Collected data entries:
----

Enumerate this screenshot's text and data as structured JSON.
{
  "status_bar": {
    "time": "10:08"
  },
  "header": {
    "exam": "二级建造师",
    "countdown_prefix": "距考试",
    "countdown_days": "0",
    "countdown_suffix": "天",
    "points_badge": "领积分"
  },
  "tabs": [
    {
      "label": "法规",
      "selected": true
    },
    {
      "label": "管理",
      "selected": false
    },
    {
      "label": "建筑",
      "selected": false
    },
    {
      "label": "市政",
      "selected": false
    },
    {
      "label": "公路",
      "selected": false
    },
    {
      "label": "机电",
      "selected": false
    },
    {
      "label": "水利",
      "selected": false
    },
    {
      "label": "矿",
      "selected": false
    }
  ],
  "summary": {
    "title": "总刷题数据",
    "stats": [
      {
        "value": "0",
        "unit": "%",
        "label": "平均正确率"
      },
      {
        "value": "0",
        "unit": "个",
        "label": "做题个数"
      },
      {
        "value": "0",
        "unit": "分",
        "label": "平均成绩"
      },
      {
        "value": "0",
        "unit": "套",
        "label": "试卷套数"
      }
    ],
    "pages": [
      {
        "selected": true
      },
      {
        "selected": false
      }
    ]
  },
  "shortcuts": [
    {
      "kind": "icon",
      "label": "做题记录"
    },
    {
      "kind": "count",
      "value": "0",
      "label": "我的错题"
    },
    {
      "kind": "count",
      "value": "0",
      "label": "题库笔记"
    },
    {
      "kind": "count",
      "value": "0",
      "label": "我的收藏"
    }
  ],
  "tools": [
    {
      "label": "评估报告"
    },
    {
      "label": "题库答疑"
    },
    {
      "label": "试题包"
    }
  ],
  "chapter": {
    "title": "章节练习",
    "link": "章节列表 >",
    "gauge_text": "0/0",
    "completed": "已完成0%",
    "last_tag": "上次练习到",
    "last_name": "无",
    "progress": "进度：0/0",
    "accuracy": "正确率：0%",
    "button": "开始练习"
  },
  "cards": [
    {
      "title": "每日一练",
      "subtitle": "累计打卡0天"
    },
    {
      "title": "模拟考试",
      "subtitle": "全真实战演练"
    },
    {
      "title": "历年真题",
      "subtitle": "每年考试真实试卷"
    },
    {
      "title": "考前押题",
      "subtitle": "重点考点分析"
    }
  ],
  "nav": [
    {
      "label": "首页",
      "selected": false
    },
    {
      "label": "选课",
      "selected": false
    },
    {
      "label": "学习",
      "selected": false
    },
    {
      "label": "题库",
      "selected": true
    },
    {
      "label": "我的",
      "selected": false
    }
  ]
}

----

→ GOAL: Extract the full set of entries word for word.

→ TASK ANSWER:
Enumerate this screenshot's text and data as structured JSON.
{
  "status_bar": {
    "time": "10:08"
  },
  "header": {
    "exam": "二级建造师",
    "countdown_prefix": "距考试",
    "countdown_days": "0",
    "countdown_suffix": "天",
    "points_badge": "领积分"
  },
  "tabs": [
    {
      "label": "法规",
      "selected": true
    },
    {
      "label": "管理",
      "selected": false
    },
    {
      "label": "建筑",
      "selected": false
    },
    {
      "label": "市政",
      "selected": false
    },
    {
      "label": "公路",
      "selected": false
    },
    {
      "label": "机电",
      "selected": false
    },
    {
      "label": "水利",
      "selected": false
    },
    {
      "label": "矿",
      "selected": false
    }
  ],
  "summary": {
    "title": "总刷题数据",
    "stats": [
      {
        "value": "0",
        "unit": "%",
        "label": "平均正确率"
      },
      {
        "value": "0",
        "unit": "个",
        "label": "做题个数"
      },
      {
        "value": "0",
        "unit": "分",
        "label": "平均成绩"
      },
      {
        "value": "0",
        "unit": "套",
        "label": "试卷套数"
      }
    ],
    "pages": [
      {
        "selected": true
      },
      {
        "selected": false
      }
    ]
  },
  "shortcuts": [
    {
      "kind": "icon",
      "label": "做题记录"
    },
    {
      "kind": "count",
      "value": "0",
      "label": "我的错题"
    },
    {
      "kind": "count",
      "value": "0",
      "label": "题库笔记"
    },
    {
      "kind": "count",
      "value": "0",
      "label": "我的收藏"
    }
  ],
  "tools": [
    {
      "label": "评估报告"
    },
    {
      "label": "题库答疑"
    },
    {
      "label": "试题包"
    }
  ],
  "chapter": {
    "title": "章节练习",
    "link": "章节列表 >",
    "gauge_text": "0/0",
    "completed": "已完成0%",
    "last_tag": "上次练习到",
    "last_name": "无",
    "progress": "进度：0/0",
    "accuracy": "正确率：0%",
    "button": "开始练习"
  },
  "cards": [
    {
      "title": "每日一练",
      "subtitle": "累计打卡0天"
    },
    {
      "title": "模拟考试",
      "subtitle": "全真实战演练"
    },
    {
      "title": "历年真题",
      "subtitle": "每年考试真实试卷"
    },
    {
      "title": "考前押题",
      "subtitle": "重点考点分析"
    }
  ],
  "nav": [
    {
      "label": "首页",
      "selected": false
    },
    {
      "label": "选课",
      "selected": false
    },
    {
      "label": "学习",
      "selected": false
    },
    {
      "label": "题库",
      "selected": true
    },
    {
      "label": "我的",
      "selected": false
    }
  ]
}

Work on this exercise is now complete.